- **TO DO**:
Copy out all lines with the word "DINGLEBERRY" in them.

- **DATA LINES**:
## begin

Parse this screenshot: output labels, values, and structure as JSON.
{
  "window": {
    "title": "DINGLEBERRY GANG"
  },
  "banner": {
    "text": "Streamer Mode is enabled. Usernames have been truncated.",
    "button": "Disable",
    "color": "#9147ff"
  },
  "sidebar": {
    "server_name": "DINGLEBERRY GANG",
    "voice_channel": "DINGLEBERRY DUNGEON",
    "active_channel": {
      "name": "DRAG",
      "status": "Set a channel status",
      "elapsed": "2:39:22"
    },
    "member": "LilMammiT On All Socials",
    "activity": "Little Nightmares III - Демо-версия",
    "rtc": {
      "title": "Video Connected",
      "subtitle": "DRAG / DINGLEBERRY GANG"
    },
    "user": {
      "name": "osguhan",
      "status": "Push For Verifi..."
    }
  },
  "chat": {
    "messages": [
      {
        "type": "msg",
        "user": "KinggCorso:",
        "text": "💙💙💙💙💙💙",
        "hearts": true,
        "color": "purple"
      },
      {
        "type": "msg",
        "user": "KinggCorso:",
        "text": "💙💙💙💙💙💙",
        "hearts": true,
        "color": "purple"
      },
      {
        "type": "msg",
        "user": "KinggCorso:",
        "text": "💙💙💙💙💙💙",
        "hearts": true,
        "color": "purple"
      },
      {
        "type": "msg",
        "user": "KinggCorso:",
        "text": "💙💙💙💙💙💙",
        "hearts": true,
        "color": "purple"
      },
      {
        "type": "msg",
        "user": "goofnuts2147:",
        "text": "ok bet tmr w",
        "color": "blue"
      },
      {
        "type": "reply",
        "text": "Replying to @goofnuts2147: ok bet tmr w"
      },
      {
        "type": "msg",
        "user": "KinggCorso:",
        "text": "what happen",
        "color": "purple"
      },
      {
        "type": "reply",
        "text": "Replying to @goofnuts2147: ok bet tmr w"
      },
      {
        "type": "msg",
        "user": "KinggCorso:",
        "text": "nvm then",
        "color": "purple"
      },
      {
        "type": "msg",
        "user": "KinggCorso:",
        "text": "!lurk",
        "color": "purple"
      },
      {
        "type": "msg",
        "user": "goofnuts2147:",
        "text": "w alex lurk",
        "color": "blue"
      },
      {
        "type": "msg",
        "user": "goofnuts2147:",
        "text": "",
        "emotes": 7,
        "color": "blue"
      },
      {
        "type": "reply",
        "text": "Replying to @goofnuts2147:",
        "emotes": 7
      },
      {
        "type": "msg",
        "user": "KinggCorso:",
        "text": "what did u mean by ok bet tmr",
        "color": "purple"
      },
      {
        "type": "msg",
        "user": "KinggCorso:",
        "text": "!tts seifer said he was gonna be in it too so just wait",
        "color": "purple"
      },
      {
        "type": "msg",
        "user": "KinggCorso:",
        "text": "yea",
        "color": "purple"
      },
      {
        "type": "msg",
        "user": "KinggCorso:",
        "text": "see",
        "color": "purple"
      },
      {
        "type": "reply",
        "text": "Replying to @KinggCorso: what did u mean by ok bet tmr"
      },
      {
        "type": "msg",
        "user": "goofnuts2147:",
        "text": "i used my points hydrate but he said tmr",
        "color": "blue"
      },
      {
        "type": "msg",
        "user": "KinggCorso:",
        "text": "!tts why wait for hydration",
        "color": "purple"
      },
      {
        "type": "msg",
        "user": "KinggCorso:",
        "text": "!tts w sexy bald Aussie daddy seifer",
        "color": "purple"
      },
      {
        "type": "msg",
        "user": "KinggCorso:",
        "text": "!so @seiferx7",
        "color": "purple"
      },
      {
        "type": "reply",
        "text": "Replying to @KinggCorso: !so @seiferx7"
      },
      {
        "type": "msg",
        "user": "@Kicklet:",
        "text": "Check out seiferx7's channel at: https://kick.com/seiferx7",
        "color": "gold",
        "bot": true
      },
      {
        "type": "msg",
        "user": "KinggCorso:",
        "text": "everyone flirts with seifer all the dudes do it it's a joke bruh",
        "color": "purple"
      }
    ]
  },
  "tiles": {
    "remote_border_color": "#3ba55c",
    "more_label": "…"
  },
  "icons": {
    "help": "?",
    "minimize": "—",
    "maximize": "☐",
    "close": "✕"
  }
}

## end

- **RESPONSE TO THE TASK**:
    "title": "DINGLEBERRY GANG"
    "server_name": "DINGLEBERRY GANG",
    "voice_channel": "DINGLEBERRY DUNGEON",
      "subtitle": "DRAG / DINGLEBERRY GANG"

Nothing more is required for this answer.